■ **TASK GOAL**
Leave out the pictures and return every entry exactly as it appears.

■ **DATA SHOWN**
--------
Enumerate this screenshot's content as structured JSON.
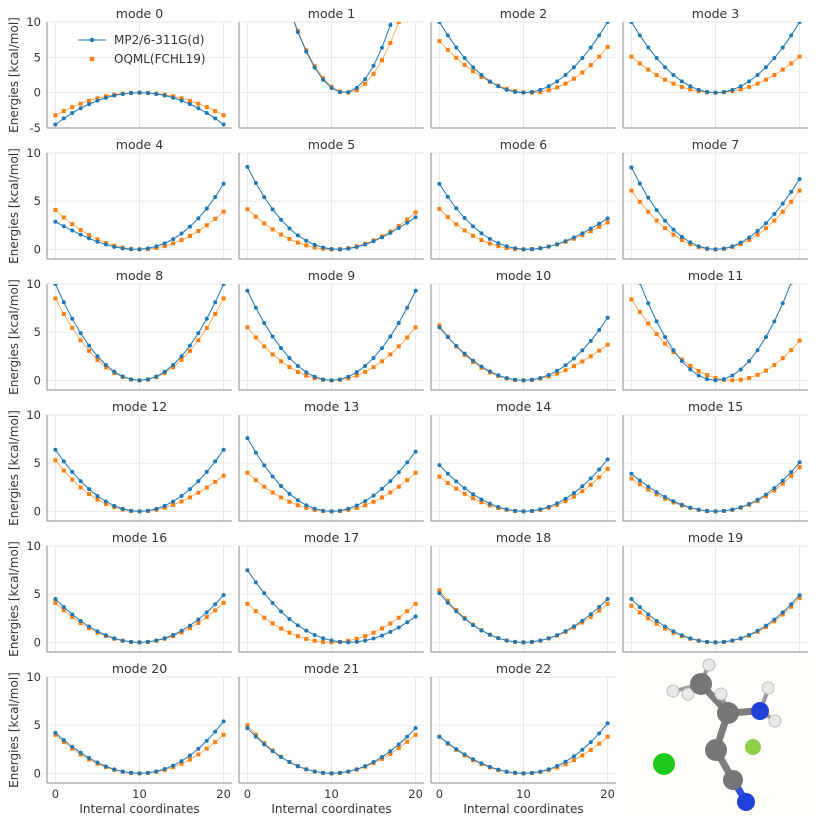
{
  "chart_data": {
    "type": "line",
    "ylabel": "Energies [kcal/mol]",
    "xlabel": "Internal coordinates",
    "xlim": [
      -1,
      21
    ],
    "xticks": [
      0,
      10,
      20
    ],
    "legend": {
      "placement": "top-left of first panel",
      "entries": [
        {
          "name": "MP2/6-311G(d)",
          "color": "#1f77b4",
          "marker": "circle"
        },
        {
          "name": "OQML(FCHL19)",
          "color": "#ff7f0e",
          "marker": "square"
        }
      ]
    },
    "colors": {
      "reference": "#1f77b4",
      "model": "#ff7f0e",
      "grid": "#e6e6e6",
      "axis": "#888888"
    },
    "panels": [
      {
        "title": "mode 0",
        "ylim": [
          -5,
          10
        ],
        "yticks": [
          -5,
          0,
          5,
          10
        ],
        "reference": {
          "a": -0.045,
          "b": 0.0,
          "m": 10
        },
        "model": {
          "a": -0.032,
          "b": 0.0,
          "m": 10
        }
      },
      {
        "title": "mode 1",
        "ylim": [
          -5,
          10
        ],
        "yticks": [
          -5,
          0,
          5,
          10
        ],
        "reference": {
          "a": 0.3,
          "b": 0.003,
          "m": 11.5
        },
        "model": {
          "a": 0.26,
          "b": 0.0,
          "m": 11.8
        }
      },
      {
        "title": "mode 2",
        "ylim": [
          -5,
          10
        ],
        "yticks": [
          -5,
          0,
          5,
          10
        ],
        "reference": {
          "a": 0.1,
          "b": 0.0,
          "m": 10
        },
        "model": {
          "a": 0.07,
          "b": 0.0007,
          "m": 10.8
        }
      },
      {
        "title": "mode 3",
        "ylim": [
          -5,
          10
        ],
        "yticks": [
          -5,
          0,
          5,
          10
        ],
        "reference": {
          "a": 0.1,
          "b": 0.0,
          "m": 10
        },
        "model": {
          "a": 0.051,
          "b": 0.0,
          "m": 10
        }
      },
      {
        "title": "mode 4",
        "ylim": [
          -1,
          10
        ],
        "yticks": [
          0,
          5,
          10
        ],
        "reference": {
          "a": 0.046,
          "b": 0.0015,
          "m": 9.5
        },
        "model": {
          "a": 0.04,
          "b": 0.0,
          "m": 10.1
        }
      },
      {
        "title": "mode 5",
        "ylim": [
          -1,
          10
        ],
        "yticks": [
          0,
          5,
          10
        ],
        "reference": {
          "a": 0.055,
          "b": -0.0017,
          "m": 10.8
        },
        "model": {
          "a": 0.04,
          "b": 0.0,
          "m": 10.2
        }
      },
      {
        "title": "mode 6",
        "ylim": [
          -1,
          10
        ],
        "yticks": [
          0,
          5,
          10
        ],
        "reference": {
          "a": 0.048,
          "b": -0.0013,
          "m": 10.5
        },
        "model": {
          "a": 0.035,
          "b": -0.0007,
          "m": 10
        }
      },
      {
        "title": "mode 7",
        "ylim": [
          -1,
          10
        ],
        "yticks": [
          0,
          5,
          10
        ],
        "reference": {
          "a": 0.079,
          "b": -0.0006,
          "m": 10
        },
        "model": {
          "a": 0.061,
          "b": 0.0,
          "m": 10
        }
      },
      {
        "title": "mode 8",
        "ylim": [
          -1,
          10
        ],
        "yticks": [
          0,
          5,
          10
        ],
        "reference": {
          "a": 0.1,
          "b": 0.0,
          "m": 10
        },
        "model": {
          "a": 0.085,
          "b": 0.0,
          "m": 10
        }
      },
      {
        "title": "mode 9",
        "ylim": [
          -1,
          10
        ],
        "yticks": [
          0,
          5,
          10
        ],
        "reference": {
          "a": 0.093,
          "b": 0.0,
          "m": 10
        },
        "model": {
          "a": 0.055,
          "b": 0.0,
          "m": 10
        }
      },
      {
        "title": "mode 10",
        "ylim": [
          -1,
          10
        ],
        "yticks": [
          0,
          5,
          10
        ],
        "reference": {
          "a": 0.06,
          "b": 0.0005,
          "m": 10
        },
        "model": {
          "a": 0.047,
          "b": -0.001,
          "m": 10
        }
      },
      {
        "title": "mode 11",
        "ylim": [
          -1,
          10
        ],
        "yticks": [
          0,
          5,
          10
        ],
        "reference": {
          "a": 0.125,
          "b": 0.0,
          "m": 10
        },
        "model": {
          "a": 0.062,
          "b": 0.0003,
          "m": 12
        }
      },
      {
        "title": "mode 12",
        "ylim": [
          -1,
          10
        ],
        "yticks": [
          0,
          5,
          10
        ],
        "reference": {
          "a": 0.064,
          "b": 0.0,
          "m": 10
        },
        "model": {
          "a": 0.045,
          "b": -0.0008,
          "m": 10
        }
      },
      {
        "title": "mode 13",
        "ylim": [
          -1,
          10
        ],
        "yticks": [
          0,
          5,
          10
        ],
        "reference": {
          "a": 0.069,
          "b": -0.0007,
          "m": 10
        },
        "model": {
          "a": 0.04,
          "b": 0.0,
          "m": 10
        }
      },
      {
        "title": "mode 14",
        "ylim": [
          -1,
          10
        ],
        "yticks": [
          0,
          5,
          10
        ],
        "reference": {
          "a": 0.051,
          "b": 0.0003,
          "m": 10
        },
        "model": {
          "a": 0.04,
          "b": 0.0004,
          "m": 10
        }
      },
      {
        "title": "mode 15",
        "ylim": [
          -1,
          10
        ],
        "yticks": [
          0,
          5,
          10
        ],
        "reference": {
          "a": 0.045,
          "b": 0.0006,
          "m": 10
        },
        "model": {
          "a": 0.04,
          "b": 0.0006,
          "m": 10
        }
      },
      {
        "title": "mode 16",
        "ylim": [
          -1,
          10
        ],
        "yticks": [
          0,
          5,
          10
        ],
        "reference": {
          "a": 0.047,
          "b": 0.0002,
          "m": 10
        },
        "model": {
          "a": 0.041,
          "b": 0.0,
          "m": 10
        }
      },
      {
        "title": "mode 17",
        "ylim": [
          -1,
          10
        ],
        "yticks": [
          0,
          5,
          10
        ],
        "reference": {
          "a": 0.046,
          "b": -0.0005,
          "m": 12
        },
        "model": {
          "a": 0.04,
          "b": 0.0,
          "m": 10
        }
      },
      {
        "title": "mode 18",
        "ylim": [
          -1,
          10
        ],
        "yticks": [
          0,
          5,
          10
        ],
        "reference": {
          "a": 0.048,
          "b": -0.0003,
          "m": 10
        },
        "model": {
          "a": 0.047,
          "b": -0.0007,
          "m": 10
        }
      },
      {
        "title": "mode 19",
        "ylim": [
          -1,
          10
        ],
        "yticks": [
          0,
          5,
          10
        ],
        "reference": {
          "a": 0.047,
          "b": 0.0002,
          "m": 10
        },
        "model": {
          "a": 0.042,
          "b": 0.0004,
          "m": 10
        }
      },
      {
        "title": "mode 20",
        "ylim": [
          -1,
          10
        ],
        "yticks": [
          0,
          5,
          10
        ],
        "reference": {
          "a": 0.048,
          "b": 0.0006,
          "m": 10
        },
        "model": {
          "a": 0.04,
          "b": 0.0,
          "m": 10
        }
      },
      {
        "title": "mode 21",
        "ylim": [
          -1,
          10
        ],
        "yticks": [
          0,
          5,
          10
        ],
        "reference": {
          "a": 0.047,
          "b": 0.0,
          "m": 10
        },
        "model": {
          "a": 0.045,
          "b": -0.0005,
          "m": 10
        }
      },
      {
        "title": "mode 22",
        "ylim": [
          -1,
          10
        ],
        "yticks": [
          0,
          5,
          10
        ],
        "reference": {
          "a": 0.045,
          "b": 0.0007,
          "m": 10
        },
        "model": {
          "a": 0.038,
          "b": 0.0,
          "m": 10
        }
      }
    ]
  }
}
--------
■ **TASK ANSWER**
Enumerate this screenshot's content as structured JSON.
{
  "chart_data": {
    "type": "line",
    "ylabel": "Energies [kcal/mol]",
    "xlabel": "Internal coordinates",
    "xlim": [
      -1,
      21
    ],
    "xticks": [
      0,
      10,
      20
    ],
    "legend": {
      "placement": "top-left of first panel",
      "entries": [
        {
          "name": "MP2/6-311G(d)",
          "color": "#1f77b4",
          "marker": "circle"
        },
        {
          "name": "OQML(FCHL19)",
          "color": "#ff7f0e",
          "marker": "square"
        }
      ]
    },
    "colors": {
      "reference": "#1f77b4",
      "model": "#ff7f0e",
      "grid": "#e6e6e6",
      "axis": "#888888"
    },
    "panels": [
      {
        "title": "mode 0",
        "ylim": [
          -5,
          10
        ],
        "yticks": [
          -5,
          0,
          5,
          10
        ],
        "reference": {
          "a": -0.045,
          "b": 0.0,
          "m": 10
        },
        "model": {
          "a": -0.032,
          "b": 0.0,
          "m": 10
        }
      },
      {
        "title": "mode 1",
        "ylim": [
          -5,
          10
        ],
        "yticks": [
          -5,
          0,
          5,
          10
        ],
        "reference": {
          "a": 0.3,
          "b": 0.003,
          "m": 11.5
        },
        "model": {
          "a": 0.26,
          "b": 0.0,
          "m": 11.8
        }
      },
      {
        "title": "mode 2",
        "ylim": [
          -5,
          10
        ],
        "yticks": [
          -5,
          0,
          5,
          10
        ],
        "reference": {
          "a": 0.1,
          "b": 0.0,
          "m": 10
        },
        "model": {
          "a": 0.07,
          "b": 0.0007,
          "m": 10.8
        }
      },
      {
        "title": "mode 3",
        "ylim": [
          -5,
          10
        ],
        "yticks": [
          -5,
          0,
          5,
          10
        ],
        "reference": {
          "a": 0.1,
          "b": 0.0,
          "m": 10
        },
        "model": {
          "a": 0.051,
          "b": 0.0,
          "m": 10
        }
      },
      {
        "title": "mode 4",
        "ylim": [
          -1,
          10
        ],
        "yticks": [
          0,
          5,
          10
        ],
        "reference": {
          "a": 0.046,
          "b": 0.0015,
          "m": 9.5
        },
        "model": {
          "a": 0.04,
          "b": 0.0,
          "m": 10.1
        }
      },
      {
        "title": "mode 5",
        "ylim": [
          -1,
          10
        ],
        "yticks": [
          0,
          5,
          10
        ],
        "reference": {
          "a": 0.055,
          "b": -0.0017,
          "m": 10.8
        },
        "model": {
          "a": 0.04,
          "b": 0.0,
          "m": 10.2
        }
      },
      {
        "title": "mode 6",
        "ylim": [
          -1,
          10
        ],
        "yticks": [
          0,
          5,
          10
        ],
        "reference": {
          "a": 0.048,
          "b": -0.0013,
          "m": 10.5
        },
        "model": {
          "a": 0.035,
          "b": -0.0007,
          "m": 10
        }
      },
      {
        "title": "mode 7",
        "ylim": [
          -1,
          10
        ],
        "yticks": [
          0,
          5,
          10
        ],
        "reference": {
          "a": 0.079,
          "b": -0.0006,
          "m": 10
        },
        "model": {
          "a": 0.061,
          "b": 0.0,
          "m": 10
        }
      },
      {
        "title": "mode 8",
        "ylim": [
          -1,
          10
        ],
        "yticks": [
          0,
          5,
          10
        ],
        "reference": {
          "a": 0.1,
          "b": 0.0,
          "m": 10
        },
        "model": {
          "a": 0.085,
          "b": 0.0,
          "m": 10
        }
      },
      {
        "title": "mode 9",
        "ylim": [
          -1,
          10
        ],
        "yticks": [
          0,
          5,
          10
        ],
        "reference": {
          "a": 0.093,
          "b": 0.0,
          "m": 10
        },
        "model": {
          "a": 0.055,
          "b": 0.0,
          "m": 10
        }
      },
      {
        "title": "mode 10",
        "ylim": [
          -1,
          10
        ],
        "yticks": [
          0,
          5,
          10
        ],
        "reference": {
          "a": 0.06,
          "b": 0.0005,
          "m": 10
        },
        "model": {
          "a": 0.047,
          "b": -0.001,
          "m": 10
        }
      },
      {
        "title": "mode 11",
        "ylim": [
          -1,
          10
        ],
        "yticks": [
          0,
          5,
          10
        ],
        "reference": {
          "a": 0.125,
          "b": 0.0,
          "m": 10
        },
        "model": {
          "a": 0.062,
          "b": 0.0003,
          "m": 12
        }
      },
      {
        "title": "mode 12",
        "ylim": [
          -1,
          10
        ],
        "yticks": [
          0,
          5,
          10
        ],
        "reference": {
          "a": 0.064,
          "b": 0.0,
          "m": 10
        },
        "model": {
          "a": 0.045,
          "b": -0.0008,
          "m": 10
        }
      },
      {
        "title": "mode 13",
        "ylim": [
          -1,
          10
        ],
        "yticks": [
          0,
          5,
          10
        ],
        "reference": {
          "a": 0.069,
          "b": -0.0007,
          "m": 10
        },
        "model": {
          "a": 0.04,
          "b": 0.0,
          "m": 10
        }
      },
      {
        "title": "mode 14",
        "ylim": [
          -1,
          10
        ],
        "yticks": [
          0,
          5,
          10
        ],
        "reference": {
          "a": 0.051,
          "b": 0.0003,
          "m": 10
        },
        "model": {
          "a": 0.04,
          "b": 0.0004,
          "m": 10
        }
      },
      {
        "title": "mode 15",
        "ylim": [
          -1,
          10
        ],
        "yticks": [
          0,
          5,
          10
        ],
        "reference": {
          "a": 0.045,
          "b": 0.0006,
          "m": 10
        },
        "model": {
          "a": 0.04,
          "b": 0.0006,
          "m": 10
        }
      },
      {
        "title": "mode 16",
        "ylim": [
          -1,
          10
        ],
        "yticks": [
          0,
          5,
          10
        ],
        "reference": {
          "a": 0.047,
          "b": 0.0002,
          "m": 10
        },
        "model": {
          "a": 0.041,
          "b": 0.0,
          "m": 10
        }
      },
      {
        "title": "mode 17",
        "ylim": [
          -1,
          10
        ],
        "yticks": [
          0,
          5,
          10
        ],
        "reference": {
          "a": 0.046,
          "b": -0.0005,
          "m": 12
        },
        "model": {
          "a": 0.04,
          "b": 0.0,
          "m": 10
        }
      },
      {
        "title": "mode 18",
        "ylim": [
          -1,
          10
        ],
        "yticks": [
          0,
          5,
          10
        ],
        "reference": {
          "a": 0.048,
          "b": -0.0003,
          "m": 10
        },
        "model": {
          "a": 0.047,
          "b": -0.0007,
          "m": 10
        }
      },
      {
        "title": "mode 19",
        "ylim": [
          -1,
          10
        ],
        "yticks": [
          0,
          5,
          10
        ],
        "reference": {
          "a": 0.047,
          "b": 0.0002,
          "m": 10
        },
        "model": {
          "a": 0.042,
          "b": 0.0004,
          "m": 10
        }
      },
      {
        "title": "mode 20",
        "ylim": [
          -1,
          10
        ],
        "yticks": [
          0,
          5,
          10
        ],
        "reference": {
          "a": 0.048,
          "b": 0.0006,
          "m": 10
        },
        "model": {
          "a": 0.04,
          "b": 0.0,
          "m": 10
        }
      },
      {
        "title": "mode 21",
        "ylim": [
          -1,
          10
        ],
        "yticks": [
          0,
          5,
          10
        ],
        "reference": {
          "a": 0.047,
          "b": 0.0,
          "m": 10
        },
        "model": {
          "a": 0.045,
          "b": -0.0005,
          "m": 10
        }
      },
      {
        "title": "mode 22",
        "ylim": [
          -1,
          10
        ],
        "yticks": [
          0,
          5,
          10
        ],
        "reference": {
          "a": 0.045,
          "b": 0.0007,
          "m": 10
        },
        "model": {
          "a": 0.038,
          "b": 0.0,
          "m": 10
        }
      }
    ]
  }
}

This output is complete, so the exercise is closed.